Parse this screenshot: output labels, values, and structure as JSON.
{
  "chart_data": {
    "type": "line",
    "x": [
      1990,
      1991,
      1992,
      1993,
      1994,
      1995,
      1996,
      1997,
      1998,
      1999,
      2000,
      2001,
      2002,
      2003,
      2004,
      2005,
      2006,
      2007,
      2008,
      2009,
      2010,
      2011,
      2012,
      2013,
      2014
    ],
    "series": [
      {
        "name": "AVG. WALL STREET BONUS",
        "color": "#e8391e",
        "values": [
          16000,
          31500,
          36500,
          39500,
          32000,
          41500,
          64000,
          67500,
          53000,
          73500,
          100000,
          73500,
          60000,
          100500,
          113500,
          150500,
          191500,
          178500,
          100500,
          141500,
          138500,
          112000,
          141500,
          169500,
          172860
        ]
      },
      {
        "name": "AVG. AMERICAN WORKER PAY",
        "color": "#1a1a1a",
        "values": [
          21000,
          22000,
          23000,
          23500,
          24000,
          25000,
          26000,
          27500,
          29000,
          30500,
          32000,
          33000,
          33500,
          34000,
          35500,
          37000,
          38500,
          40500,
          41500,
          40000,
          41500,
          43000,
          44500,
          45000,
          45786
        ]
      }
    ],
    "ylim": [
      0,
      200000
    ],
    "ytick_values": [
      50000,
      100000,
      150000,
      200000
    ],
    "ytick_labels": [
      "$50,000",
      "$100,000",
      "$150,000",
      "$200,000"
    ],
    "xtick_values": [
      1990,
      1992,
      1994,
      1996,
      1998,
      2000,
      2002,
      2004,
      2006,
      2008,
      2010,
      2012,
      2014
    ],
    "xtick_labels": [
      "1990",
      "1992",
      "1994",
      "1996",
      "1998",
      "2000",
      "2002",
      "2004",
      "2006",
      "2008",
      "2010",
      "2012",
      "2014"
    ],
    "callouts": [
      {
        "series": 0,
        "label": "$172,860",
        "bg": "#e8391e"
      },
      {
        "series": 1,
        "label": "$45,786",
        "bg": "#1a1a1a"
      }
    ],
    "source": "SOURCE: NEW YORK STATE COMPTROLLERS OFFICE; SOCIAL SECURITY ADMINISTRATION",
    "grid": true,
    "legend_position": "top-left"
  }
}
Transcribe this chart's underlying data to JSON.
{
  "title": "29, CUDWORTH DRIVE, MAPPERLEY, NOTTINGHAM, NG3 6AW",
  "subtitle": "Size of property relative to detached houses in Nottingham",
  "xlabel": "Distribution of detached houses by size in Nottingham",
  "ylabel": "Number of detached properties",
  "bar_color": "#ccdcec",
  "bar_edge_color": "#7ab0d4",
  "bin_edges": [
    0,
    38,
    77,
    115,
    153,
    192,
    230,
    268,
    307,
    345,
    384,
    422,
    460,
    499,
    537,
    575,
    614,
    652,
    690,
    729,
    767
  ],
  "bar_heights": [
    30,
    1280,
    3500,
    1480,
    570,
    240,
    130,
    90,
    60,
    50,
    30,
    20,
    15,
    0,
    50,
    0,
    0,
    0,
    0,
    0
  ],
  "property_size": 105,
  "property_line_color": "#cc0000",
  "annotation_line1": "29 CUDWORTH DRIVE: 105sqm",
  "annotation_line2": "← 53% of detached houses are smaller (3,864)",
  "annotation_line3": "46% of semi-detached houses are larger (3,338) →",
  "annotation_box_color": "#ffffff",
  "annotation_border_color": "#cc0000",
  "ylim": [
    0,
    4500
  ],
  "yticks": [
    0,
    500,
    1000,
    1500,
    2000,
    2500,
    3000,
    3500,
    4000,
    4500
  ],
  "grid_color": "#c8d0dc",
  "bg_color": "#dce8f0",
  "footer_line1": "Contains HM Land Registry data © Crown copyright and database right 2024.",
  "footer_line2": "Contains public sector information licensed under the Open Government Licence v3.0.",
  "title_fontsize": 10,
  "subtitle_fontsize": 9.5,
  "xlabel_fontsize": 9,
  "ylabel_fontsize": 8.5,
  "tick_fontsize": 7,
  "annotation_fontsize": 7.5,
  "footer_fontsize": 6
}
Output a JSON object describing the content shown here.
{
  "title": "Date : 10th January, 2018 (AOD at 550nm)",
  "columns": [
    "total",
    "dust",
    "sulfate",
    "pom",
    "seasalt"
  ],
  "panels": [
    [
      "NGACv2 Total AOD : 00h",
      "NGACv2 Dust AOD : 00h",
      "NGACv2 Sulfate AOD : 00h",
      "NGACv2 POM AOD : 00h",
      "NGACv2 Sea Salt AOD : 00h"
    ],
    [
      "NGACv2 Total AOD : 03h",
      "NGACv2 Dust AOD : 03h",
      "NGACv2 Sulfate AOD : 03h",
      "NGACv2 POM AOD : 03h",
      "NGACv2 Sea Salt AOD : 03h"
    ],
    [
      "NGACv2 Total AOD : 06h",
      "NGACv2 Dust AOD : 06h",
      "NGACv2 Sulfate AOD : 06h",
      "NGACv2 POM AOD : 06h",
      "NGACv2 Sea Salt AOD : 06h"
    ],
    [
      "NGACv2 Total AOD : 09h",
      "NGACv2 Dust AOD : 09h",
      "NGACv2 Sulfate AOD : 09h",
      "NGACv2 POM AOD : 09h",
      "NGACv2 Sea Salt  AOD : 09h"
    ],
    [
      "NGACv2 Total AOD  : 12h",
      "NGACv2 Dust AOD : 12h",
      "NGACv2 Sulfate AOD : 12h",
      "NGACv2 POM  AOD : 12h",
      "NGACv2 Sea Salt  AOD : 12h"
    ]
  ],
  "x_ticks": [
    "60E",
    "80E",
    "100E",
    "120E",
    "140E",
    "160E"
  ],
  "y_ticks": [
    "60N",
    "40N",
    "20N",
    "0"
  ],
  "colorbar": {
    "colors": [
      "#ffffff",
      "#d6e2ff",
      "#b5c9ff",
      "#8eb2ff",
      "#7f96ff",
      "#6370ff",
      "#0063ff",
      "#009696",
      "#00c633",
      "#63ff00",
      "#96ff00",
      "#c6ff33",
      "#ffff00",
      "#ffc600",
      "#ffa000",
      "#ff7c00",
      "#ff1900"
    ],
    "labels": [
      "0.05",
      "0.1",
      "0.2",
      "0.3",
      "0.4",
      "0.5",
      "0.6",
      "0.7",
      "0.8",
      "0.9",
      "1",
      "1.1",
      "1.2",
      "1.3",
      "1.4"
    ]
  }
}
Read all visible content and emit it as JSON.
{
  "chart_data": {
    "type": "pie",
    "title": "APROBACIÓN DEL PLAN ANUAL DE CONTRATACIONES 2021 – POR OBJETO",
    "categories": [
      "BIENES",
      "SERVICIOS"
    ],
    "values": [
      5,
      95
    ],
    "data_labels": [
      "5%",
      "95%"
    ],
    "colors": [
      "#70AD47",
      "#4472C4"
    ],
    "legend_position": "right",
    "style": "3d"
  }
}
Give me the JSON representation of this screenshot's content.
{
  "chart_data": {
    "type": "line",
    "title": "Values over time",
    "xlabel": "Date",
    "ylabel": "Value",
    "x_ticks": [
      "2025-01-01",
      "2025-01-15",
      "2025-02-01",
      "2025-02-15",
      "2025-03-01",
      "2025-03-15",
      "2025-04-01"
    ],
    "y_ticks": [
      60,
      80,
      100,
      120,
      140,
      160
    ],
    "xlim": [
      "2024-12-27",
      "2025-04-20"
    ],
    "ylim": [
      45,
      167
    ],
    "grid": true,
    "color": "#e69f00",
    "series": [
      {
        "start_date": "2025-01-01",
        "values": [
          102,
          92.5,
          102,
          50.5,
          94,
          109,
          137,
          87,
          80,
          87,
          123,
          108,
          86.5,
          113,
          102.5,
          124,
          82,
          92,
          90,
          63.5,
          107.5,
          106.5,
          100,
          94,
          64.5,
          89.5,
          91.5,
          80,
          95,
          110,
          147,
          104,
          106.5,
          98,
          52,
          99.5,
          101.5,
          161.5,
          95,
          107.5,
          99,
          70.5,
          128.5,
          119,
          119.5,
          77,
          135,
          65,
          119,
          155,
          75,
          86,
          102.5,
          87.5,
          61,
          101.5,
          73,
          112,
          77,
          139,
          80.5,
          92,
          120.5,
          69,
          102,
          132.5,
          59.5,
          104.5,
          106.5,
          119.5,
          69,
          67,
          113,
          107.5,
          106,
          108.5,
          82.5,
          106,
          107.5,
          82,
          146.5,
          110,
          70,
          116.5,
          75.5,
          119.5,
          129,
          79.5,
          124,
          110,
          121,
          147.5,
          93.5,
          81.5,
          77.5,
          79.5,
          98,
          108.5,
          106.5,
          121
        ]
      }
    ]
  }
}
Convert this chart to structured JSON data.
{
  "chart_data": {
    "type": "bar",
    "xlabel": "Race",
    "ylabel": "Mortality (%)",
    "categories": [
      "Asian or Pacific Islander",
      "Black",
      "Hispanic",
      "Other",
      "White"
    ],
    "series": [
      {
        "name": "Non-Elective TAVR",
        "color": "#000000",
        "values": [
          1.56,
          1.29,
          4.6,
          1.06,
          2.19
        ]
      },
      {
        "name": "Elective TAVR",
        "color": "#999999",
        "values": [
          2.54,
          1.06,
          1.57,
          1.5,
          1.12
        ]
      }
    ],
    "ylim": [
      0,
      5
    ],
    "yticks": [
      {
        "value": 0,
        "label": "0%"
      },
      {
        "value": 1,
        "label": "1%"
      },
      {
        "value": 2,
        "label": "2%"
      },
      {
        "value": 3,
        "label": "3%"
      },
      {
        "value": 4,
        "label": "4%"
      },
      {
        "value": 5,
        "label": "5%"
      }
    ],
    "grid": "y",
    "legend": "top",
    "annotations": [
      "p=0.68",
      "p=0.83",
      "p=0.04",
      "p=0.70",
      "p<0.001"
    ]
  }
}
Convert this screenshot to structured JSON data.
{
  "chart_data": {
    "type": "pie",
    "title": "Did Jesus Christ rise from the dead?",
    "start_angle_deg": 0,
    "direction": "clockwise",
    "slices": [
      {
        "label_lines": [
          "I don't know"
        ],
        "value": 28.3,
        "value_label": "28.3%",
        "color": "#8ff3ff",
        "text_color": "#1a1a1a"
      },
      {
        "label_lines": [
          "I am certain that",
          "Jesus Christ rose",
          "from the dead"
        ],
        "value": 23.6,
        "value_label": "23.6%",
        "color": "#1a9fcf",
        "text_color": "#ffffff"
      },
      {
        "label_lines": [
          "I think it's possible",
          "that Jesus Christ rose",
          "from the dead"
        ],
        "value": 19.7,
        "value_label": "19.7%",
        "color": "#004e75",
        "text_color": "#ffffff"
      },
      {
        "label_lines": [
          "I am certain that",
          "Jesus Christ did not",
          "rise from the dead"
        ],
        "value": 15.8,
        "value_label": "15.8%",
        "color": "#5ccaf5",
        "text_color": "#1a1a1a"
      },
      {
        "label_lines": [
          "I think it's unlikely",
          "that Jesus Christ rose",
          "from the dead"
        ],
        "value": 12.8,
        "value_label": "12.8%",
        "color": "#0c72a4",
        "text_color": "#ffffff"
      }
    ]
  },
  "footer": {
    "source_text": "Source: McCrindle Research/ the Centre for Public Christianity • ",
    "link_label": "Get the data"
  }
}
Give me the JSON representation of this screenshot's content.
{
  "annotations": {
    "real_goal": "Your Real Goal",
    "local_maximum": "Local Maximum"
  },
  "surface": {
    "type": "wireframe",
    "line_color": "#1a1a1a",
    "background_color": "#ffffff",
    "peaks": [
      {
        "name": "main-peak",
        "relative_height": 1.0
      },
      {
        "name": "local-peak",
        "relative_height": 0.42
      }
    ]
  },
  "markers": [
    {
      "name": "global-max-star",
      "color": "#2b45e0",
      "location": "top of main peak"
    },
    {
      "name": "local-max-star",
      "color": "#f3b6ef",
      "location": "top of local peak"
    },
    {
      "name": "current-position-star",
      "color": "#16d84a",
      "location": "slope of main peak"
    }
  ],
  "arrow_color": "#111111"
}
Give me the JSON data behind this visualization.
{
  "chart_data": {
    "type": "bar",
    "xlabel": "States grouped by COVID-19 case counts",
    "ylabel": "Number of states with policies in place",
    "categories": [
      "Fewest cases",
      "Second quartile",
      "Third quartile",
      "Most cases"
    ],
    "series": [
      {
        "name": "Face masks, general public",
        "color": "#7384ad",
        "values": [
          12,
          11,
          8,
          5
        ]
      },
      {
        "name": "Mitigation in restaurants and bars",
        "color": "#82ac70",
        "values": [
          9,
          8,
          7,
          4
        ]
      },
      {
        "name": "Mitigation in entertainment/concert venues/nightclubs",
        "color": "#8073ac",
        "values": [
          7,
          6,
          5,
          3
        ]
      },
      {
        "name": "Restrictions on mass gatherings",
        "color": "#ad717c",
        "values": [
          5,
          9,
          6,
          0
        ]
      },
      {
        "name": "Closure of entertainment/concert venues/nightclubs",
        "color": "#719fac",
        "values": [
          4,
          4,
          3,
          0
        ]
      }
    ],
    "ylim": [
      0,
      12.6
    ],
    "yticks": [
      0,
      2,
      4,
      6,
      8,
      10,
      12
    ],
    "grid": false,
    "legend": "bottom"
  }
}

GIVEN REQUEST. Check each line of the records for the word "venues", and show the lines that contain it.

EXERCISE ANSWER.
        "name": "Mitigation in entertainment/concert venues/nightclubs",
        "name": "Closure of entertainment/concert venues/nightclubs",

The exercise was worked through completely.